╭─ GIVEN DATA

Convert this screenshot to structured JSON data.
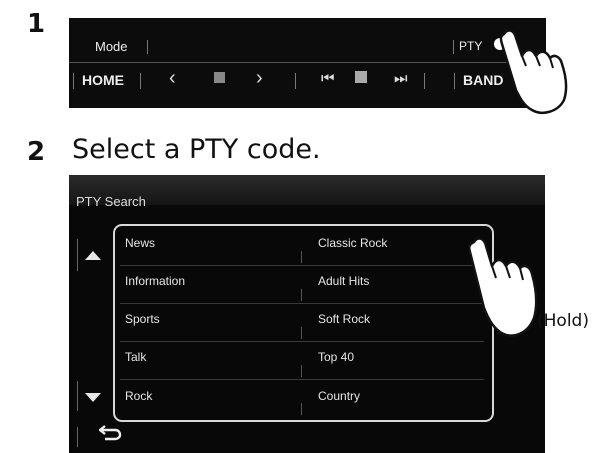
{
  "steps": [
    {
      "number": "1"
    },
    {
      "number": "2",
      "title": "Select a PTY code."
    }
  ],
  "source_control": {
    "mode_label": "Mode",
    "pty_label": "PTY",
    "home_label": "HOME",
    "band_label": "BAND",
    "icons": [
      "chevron-left-icon",
      "stop-square-icon",
      "chevron-right-icon",
      "skip-previous-icon",
      "pause-icon",
      "skip-next-icon"
    ]
  },
  "pty_search": {
    "title": "PTY Search",
    "left_column": [
      "News",
      "Information",
      "Sports",
      "Talk",
      "Rock"
    ],
    "right_column": [
      "Classic Rock",
      "Adult Hits",
      "Soft Rock",
      "Top 40",
      "Country"
    ],
    "scroll_icons": [
      "arrow-up-icon",
      "arrow-down-icon"
    ],
    "back_icon": "back-arrow-icon"
  },
  "hold_label": "(Hold)",
  "colors": {
    "screen_bg": "#0c0c0c",
    "text": "#e6e6e6",
    "frame": "#d8d8d8"
  }
}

╰─

_YOUR GOAL_: Pictures stay out; repeat all the rest of the records exactly.

_COMPLETE ANSWER_:
Convert this screenshot to structured JSON data.
{
  "steps": [
    {
      "number": "1"
    },
    {
      "number": "2",
      "title": "Select a PTY code."
    }
  ],
  "source_control": {
    "mode_label": "Mode",
    "pty_label": "PTY",
    "home_label": "HOME",
    "band_label": "BAND",
    "icons": [
      "chevron-left-icon",
      "stop-square-icon",
      "chevron-right-icon",
      "skip-previous-icon",
      "pause-icon",
      "skip-next-icon"
    ]
  },
  "pty_search": {
    "title": "PTY Search",
    "left_column": [
      "News",
      "Information",
      "Sports",
      "Talk",
      "Rock"
    ],
    "right_column": [
      "Classic Rock",
      "Adult Hits",
      "Soft Rock",
      "Top 40",
      "Country"
    ],
    "scroll_icons": [
      "arrow-up-icon",
      "arrow-down-icon"
    ],
    "back_icon": "back-arrow-icon"
  },
  "hold_label": "(Hold)",
  "colors": {
    "screen_bg": "#0c0c0c",
    "text": "#e6e6e6",
    "frame": "#d8d8d8"
  }
}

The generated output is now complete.